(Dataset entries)

***

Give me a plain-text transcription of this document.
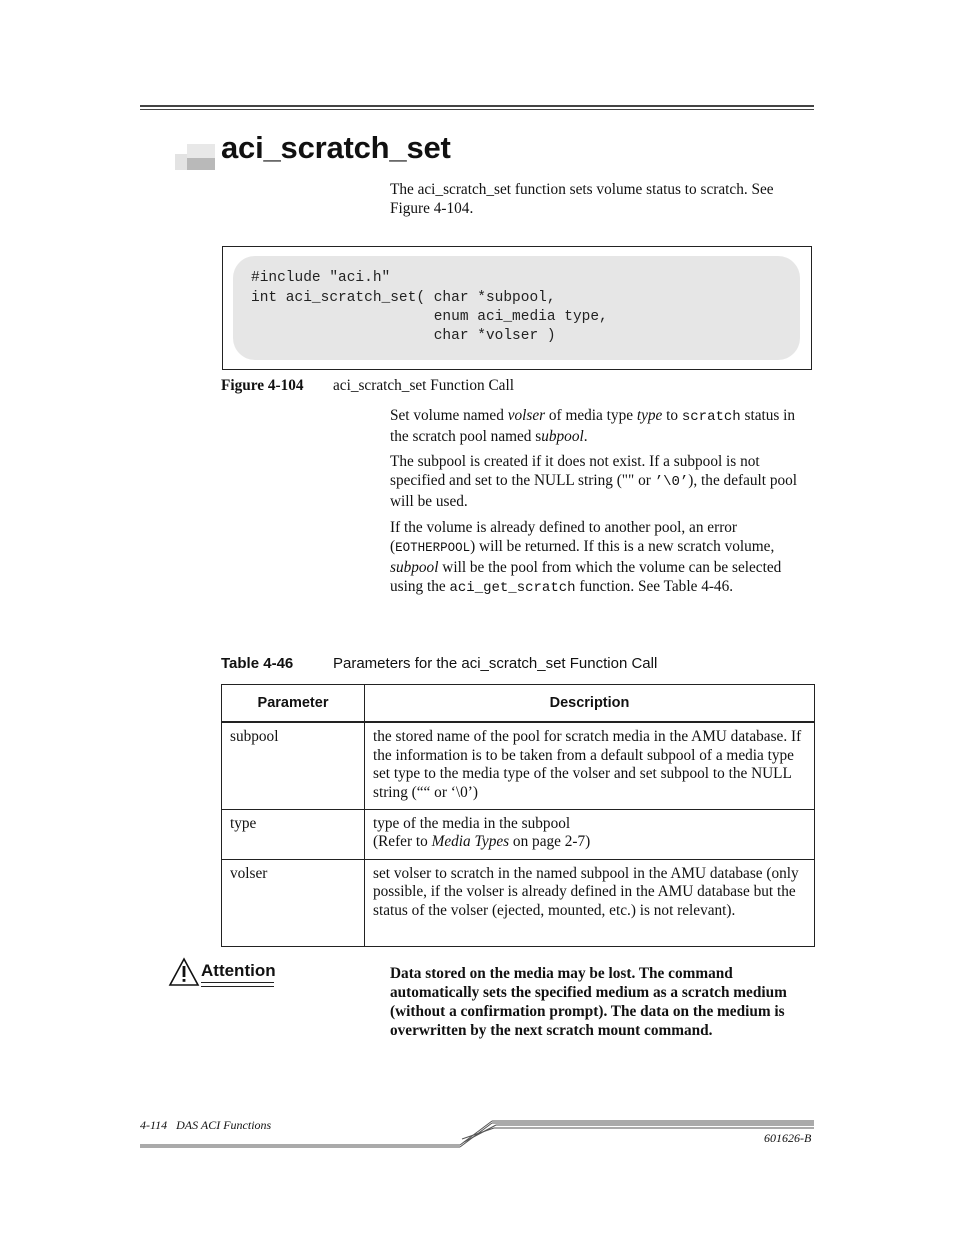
aci_scratch_set
The aci_scratch_set function sets volume status to scratch. See Figure 4-104.
#include "aci.h"
int aci_scratch_set( char *subpool,
enum aci_media type,
char *volser )
Figure 4-104 aci_scratch_set Function Call
Set volume named volser of media type type to scratch status in the scratch pool named subpool.
The subpool is created if it does not exist. If a subpool is not specified and set to the NULL string ("" or ’\0’), the default pool will be used.
If the volume is already defined to another pool, an error (EOTHERPOOL) will be returned. If this is a new scratch volume, subpool will be the pool from which the volume can be selected using the aci_get_scratch function. See Table 4-46.
Table 4-46	Parameters for the aci_scratch_set Function Call
Parameter	Description
subpool	the stored name of the pool for scratch media in the AMU database. If the information is to be taken from a default subpool of a media type set type to the media type of the volser and set subpool to the NULL string (““ or ‘\0’)
type	type of the media in the subpool
(Refer to Media Types on page 2-7)

volser	set volser to scratch in the named subpool in the AMU database (only possible, if the volser is already defined in the AMU database but the status of the volser (ejected, mounted, etc.) is not relevant).
Attention	Data stored on the media may be lost. The command automatically sets the specified medium as a scratch medium (without a confirmation prompt). The data on the medium is overwritten by the next scratch mount command.
4-114   DAS ACI Functions
601626-B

***

(To be done)
All lines holding the word "char" should be picked out and copied.

(Correct response)
int aci_scratch_set( char *subpool,
char *volser )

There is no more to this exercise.